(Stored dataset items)

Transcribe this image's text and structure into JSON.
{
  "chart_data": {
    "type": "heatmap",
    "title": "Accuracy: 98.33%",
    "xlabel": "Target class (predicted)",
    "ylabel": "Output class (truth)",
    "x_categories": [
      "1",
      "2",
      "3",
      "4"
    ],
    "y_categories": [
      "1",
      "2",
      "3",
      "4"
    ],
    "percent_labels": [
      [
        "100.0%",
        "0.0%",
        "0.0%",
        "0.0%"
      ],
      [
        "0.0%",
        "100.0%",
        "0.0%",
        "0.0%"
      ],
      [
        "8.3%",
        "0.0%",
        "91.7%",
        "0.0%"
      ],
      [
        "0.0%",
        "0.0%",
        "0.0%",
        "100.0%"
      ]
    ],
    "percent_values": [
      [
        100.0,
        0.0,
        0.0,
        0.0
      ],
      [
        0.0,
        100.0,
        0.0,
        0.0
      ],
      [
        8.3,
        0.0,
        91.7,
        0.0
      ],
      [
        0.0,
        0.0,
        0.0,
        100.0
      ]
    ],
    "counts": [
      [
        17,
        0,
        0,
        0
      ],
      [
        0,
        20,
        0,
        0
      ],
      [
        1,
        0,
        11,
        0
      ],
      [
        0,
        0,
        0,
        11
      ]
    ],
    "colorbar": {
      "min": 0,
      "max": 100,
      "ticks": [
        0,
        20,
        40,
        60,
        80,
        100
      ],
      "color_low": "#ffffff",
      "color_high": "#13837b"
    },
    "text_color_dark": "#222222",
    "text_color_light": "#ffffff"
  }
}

● **REQUIRED WORK**:
Locate the word "ffffff" in the entries, and copy every line where it is found.

● **SOLUTION**:
      "color_low": "#ffffff",
    "text_color_light": "#ffffff"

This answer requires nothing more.